* _Exercise prompt_:
Spot each line that carries the word "예수님께서"; copy those lines.

* _Given records_:

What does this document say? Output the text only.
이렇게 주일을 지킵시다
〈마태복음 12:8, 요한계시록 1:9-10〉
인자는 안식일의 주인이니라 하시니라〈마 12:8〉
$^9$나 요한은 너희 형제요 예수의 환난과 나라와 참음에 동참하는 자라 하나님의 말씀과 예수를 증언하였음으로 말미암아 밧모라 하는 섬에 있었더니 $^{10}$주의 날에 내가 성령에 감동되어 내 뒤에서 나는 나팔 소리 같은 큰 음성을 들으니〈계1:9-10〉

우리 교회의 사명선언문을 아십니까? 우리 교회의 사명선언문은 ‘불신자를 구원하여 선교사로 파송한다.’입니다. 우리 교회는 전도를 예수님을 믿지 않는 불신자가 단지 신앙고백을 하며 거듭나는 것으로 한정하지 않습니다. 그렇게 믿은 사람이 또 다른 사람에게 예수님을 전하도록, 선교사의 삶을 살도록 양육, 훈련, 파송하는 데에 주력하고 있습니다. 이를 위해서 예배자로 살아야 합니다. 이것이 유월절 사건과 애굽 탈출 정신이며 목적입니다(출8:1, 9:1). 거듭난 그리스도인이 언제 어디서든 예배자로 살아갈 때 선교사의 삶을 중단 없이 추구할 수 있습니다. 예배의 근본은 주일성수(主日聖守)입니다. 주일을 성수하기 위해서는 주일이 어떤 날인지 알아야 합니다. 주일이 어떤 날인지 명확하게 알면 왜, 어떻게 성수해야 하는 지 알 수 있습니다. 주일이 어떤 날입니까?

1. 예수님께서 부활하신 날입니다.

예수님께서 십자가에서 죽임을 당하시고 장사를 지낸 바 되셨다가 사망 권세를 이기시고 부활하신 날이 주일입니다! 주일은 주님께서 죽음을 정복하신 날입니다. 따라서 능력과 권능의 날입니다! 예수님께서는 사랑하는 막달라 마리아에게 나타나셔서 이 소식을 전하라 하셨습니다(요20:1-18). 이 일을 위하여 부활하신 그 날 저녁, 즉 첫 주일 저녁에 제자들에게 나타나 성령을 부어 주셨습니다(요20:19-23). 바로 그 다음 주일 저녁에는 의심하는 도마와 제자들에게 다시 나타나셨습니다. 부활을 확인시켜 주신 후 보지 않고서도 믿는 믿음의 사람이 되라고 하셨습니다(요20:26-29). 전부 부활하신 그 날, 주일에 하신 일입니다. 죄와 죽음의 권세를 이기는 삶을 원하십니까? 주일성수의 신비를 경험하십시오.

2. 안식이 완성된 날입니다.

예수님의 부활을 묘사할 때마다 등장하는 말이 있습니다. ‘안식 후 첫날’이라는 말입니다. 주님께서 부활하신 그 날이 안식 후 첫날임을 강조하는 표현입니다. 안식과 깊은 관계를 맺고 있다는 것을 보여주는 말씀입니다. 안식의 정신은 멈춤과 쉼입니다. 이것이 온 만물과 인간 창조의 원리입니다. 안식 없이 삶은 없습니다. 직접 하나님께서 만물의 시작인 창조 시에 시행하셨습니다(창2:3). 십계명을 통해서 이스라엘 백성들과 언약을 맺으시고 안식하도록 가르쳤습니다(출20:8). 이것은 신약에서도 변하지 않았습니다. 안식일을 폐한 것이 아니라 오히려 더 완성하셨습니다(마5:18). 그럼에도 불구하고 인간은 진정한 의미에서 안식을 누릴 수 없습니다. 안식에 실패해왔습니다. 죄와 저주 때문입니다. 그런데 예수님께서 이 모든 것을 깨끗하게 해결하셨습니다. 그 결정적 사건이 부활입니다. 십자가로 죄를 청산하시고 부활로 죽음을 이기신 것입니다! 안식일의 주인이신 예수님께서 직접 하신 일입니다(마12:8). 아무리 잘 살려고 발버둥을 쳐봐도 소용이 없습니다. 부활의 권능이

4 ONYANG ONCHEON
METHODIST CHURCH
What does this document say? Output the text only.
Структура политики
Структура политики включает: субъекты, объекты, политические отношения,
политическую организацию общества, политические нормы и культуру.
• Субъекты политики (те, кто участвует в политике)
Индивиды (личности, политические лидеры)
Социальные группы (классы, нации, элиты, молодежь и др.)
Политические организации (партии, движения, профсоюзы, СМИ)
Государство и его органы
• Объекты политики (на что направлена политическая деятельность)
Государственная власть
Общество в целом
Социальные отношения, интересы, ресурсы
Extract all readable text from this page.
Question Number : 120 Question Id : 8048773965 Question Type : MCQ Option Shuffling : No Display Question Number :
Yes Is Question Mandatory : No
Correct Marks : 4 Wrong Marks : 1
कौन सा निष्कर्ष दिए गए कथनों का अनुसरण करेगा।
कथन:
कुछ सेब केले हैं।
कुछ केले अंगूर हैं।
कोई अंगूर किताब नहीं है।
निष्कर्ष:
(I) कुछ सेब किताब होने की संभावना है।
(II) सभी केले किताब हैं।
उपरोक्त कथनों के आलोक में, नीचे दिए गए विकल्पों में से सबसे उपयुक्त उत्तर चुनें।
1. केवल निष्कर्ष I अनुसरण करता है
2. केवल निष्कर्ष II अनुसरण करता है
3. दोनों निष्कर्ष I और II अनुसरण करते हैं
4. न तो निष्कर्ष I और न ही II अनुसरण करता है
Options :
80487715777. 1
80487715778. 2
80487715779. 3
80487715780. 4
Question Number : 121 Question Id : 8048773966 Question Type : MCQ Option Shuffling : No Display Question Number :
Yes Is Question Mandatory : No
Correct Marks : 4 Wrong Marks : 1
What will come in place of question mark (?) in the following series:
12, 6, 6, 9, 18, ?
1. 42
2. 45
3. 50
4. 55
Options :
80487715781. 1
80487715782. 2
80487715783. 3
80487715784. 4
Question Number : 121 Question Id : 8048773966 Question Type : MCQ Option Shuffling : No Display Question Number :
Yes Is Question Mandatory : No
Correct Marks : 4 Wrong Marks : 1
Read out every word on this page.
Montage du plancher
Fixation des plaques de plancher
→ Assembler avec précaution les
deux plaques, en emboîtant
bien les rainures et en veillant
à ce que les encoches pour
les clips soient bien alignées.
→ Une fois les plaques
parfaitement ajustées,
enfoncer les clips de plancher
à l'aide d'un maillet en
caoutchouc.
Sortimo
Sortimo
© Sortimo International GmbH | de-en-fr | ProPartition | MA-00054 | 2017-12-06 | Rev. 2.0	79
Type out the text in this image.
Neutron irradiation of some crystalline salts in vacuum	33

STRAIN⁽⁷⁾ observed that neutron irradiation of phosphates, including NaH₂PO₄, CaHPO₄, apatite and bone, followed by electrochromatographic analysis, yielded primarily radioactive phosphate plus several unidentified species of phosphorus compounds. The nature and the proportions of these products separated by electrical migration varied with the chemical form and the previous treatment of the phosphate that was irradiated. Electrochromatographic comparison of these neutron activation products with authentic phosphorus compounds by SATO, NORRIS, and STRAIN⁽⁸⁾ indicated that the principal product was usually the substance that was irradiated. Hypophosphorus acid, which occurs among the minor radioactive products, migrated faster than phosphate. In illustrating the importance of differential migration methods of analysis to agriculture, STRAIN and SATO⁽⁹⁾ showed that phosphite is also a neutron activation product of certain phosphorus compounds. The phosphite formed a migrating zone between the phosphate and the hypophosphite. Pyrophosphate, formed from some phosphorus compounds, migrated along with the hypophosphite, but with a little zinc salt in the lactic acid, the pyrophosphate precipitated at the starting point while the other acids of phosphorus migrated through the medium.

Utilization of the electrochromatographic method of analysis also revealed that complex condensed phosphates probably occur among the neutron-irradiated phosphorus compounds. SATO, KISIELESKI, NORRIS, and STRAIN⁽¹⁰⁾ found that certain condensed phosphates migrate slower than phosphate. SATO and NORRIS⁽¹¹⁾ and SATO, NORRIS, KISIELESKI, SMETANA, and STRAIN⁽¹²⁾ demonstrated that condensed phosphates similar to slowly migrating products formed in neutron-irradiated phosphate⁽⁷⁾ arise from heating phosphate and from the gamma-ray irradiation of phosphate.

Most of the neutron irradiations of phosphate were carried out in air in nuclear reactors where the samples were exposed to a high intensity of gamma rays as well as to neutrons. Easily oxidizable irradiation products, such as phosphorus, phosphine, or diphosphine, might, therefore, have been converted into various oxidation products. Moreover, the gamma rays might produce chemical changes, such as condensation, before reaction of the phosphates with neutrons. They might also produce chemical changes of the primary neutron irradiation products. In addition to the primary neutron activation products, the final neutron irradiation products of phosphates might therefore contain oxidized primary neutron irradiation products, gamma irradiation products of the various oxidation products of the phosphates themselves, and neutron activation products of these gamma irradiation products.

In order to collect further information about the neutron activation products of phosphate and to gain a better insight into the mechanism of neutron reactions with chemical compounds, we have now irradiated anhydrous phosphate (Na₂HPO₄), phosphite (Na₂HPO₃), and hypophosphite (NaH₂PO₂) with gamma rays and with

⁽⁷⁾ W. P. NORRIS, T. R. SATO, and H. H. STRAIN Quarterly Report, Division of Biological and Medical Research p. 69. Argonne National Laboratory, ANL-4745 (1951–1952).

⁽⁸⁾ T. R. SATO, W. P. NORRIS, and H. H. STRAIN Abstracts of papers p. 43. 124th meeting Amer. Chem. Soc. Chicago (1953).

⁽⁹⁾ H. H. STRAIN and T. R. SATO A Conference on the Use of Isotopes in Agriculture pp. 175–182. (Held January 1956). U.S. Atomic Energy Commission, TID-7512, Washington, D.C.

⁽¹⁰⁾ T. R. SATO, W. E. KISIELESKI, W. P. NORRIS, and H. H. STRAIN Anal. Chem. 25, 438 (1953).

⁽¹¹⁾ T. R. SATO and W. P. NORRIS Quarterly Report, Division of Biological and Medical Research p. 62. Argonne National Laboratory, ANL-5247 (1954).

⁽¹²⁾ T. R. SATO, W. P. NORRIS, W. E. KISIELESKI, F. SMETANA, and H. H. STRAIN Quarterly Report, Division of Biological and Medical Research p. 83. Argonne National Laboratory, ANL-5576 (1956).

* _Task result_:
1. 예수님께서 부활하신 날입니다.
예수님께서 십자가에서 죽임을 당하시고 장사를 지낸 바 되셨다가 사망 권세를 이기시고 부활하신 날이 주일입니다! 주일은 주님께서 죽음을 정복하신 날입니다. 따라서 능력과 권능의 날입니다! 예수님께서는 사랑하는 막달라 마리아에게 나타나셔서 이 소식을 전하라 하셨습니다(요20:1-18). 이 일을 위하여 부활하신 그 날 저녁, 즉 첫 주일 저녁에 제자들에게 나타나 성령을 부어 주셨습니다(요20:19-23). 바로 그 다음 주일 저녁에는 의심하는 도마와 제자들에게 다시 나타나셨습니다. 부활을 확인시켜 주신 후 보지 않고서도 믿는 믿음의 사람이 되라고 하셨습니다(요20:26-29). 전부 부활하신 그 날, 주일에 하신 일입니다. 죄와 죽음의 권세를 이기는 삶을 원하십니까? 주일성수의 신비를 경험하십시오.
예수님의 부활을 묘사할 때마다 등장하는 말이 있습니다. ‘안식 후 첫날’이라는 말입니다. 주님께서 부활하신 그 날이 안식 후 첫날임을 강조하는 표현입니다. 안식과 깊은 관계를 맺고 있다는 것을 보여주는 말씀입니다. 안식의 정신은 멈춤과 쉼입니다. 이것이 온 만물과 인간 창조의 원리입니다. 안식 없이 삶은 없습니다. 직접 하나님께서 만물의 시작인 창조 시에 시행하셨습니다(창2:3). 십계명을 통해서 이스라엘 백성들과 언약을 맺으시고 안식하도록 가르쳤습니다(출20:8). 이것은 신약에서도 변하지 않았습니다. 안식일을 폐한 것이 아니라 오히려 더 완성하셨습니다(마5:18). 그럼에도 불구하고 인간은 진정한 의미에서 안식을 누릴 수 없습니다. 안식에 실패해왔습니다. 죄와 저주 때문입니다. 그런데 예수님께서 이 모든 것을 깨끗하게 해결하셨습니다. 그 결정적 사건이 부활입니다. 십자가로 죄를 청산하시고 부활로 죽음을 이기신 것입니다! 안식일의 주인이신 예수님께서 직접 하신 일입니다(마12:8). 아무리 잘 살려고 발버둥을 쳐봐도 소용이 없습니다. 부활의 권능이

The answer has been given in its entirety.